*EXERCISE INPUT*
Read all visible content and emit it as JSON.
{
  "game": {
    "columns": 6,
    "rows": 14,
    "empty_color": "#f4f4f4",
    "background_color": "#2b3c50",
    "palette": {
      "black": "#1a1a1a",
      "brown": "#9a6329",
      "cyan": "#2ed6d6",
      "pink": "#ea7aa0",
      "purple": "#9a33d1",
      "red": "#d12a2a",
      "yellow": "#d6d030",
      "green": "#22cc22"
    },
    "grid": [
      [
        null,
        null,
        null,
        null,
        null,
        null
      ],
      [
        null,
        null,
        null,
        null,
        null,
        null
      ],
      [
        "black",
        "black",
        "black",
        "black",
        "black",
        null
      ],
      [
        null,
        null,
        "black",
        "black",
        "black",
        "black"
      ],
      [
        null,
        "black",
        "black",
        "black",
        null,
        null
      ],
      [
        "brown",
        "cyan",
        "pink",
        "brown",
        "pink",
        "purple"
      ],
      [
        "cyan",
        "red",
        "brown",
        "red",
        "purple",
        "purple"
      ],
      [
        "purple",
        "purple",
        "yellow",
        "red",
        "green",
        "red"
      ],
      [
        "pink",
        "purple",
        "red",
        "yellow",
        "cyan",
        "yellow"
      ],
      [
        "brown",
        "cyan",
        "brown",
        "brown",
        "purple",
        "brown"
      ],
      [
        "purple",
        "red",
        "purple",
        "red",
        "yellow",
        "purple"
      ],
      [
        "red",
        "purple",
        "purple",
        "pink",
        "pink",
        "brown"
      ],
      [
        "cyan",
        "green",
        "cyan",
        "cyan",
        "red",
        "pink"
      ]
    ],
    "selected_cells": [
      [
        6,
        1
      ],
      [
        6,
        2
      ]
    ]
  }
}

*TO BE DONE*
Copy down the material exactly as written.

*TASK RESPONSE*
Read all visible content and emit it as JSON.
{
  "game": {
    "columns": 6,
    "rows": 14,
    "empty_color": "#f4f4f4",
    "background_color": "#2b3c50",
    "palette": {
      "black": "#1a1a1a",
      "brown": "#9a6329",
      "cyan": "#2ed6d6",
      "pink": "#ea7aa0",
      "purple": "#9a33d1",
      "red": "#d12a2a",
      "yellow": "#d6d030",
      "green": "#22cc22"
    },
    "grid": [
      [
        null,
        null,
        null,
        null,
        null,
        null
      ],
      [
        null,
        null,
        null,
        null,
        null,
        null
      ],
      [
        "black",
        "black",
        "black",
        "black",
        "black",
        null
      ],
      [
        null,
        null,
        "black",
        "black",
        "black",
        "black"
      ],
      [
        null,
        "black",
        "black",
        "black",
        null,
        null
      ],
      [
        "brown",
        "cyan",
        "pink",
        "brown",
        "pink",
        "purple"
      ],
      [
        "cyan",
        "red",
        "brown",
        "red",
        "purple",
        "purple"
      ],
      [
        "purple",
        "purple",
        "yellow",
        "red",
        "green",
        "red"
      ],
      [
        "pink",
        "purple",
        "red",
        "yellow",
        "cyan",
        "yellow"
      ],
      [
        "brown",
        "cyan",
        "brown",
        "brown",
        "purple",
        "brown"
      ],
      [
        "purple",
        "red",
        "purple",
        "red",
        "yellow",
        "purple"
      ],
      [
        "red",
        "purple",
        "purple",
        "pink",
        "pink",
        "brown"
      ],
      [
        "cyan",
        "green",
        "cyan",
        "cyan",
        "red",
        "pink"
      ]
    ],
    "selected_cells": [
      [
        6,
        1
      ],
      [
        6,
        2
      ]
    ]
  }
}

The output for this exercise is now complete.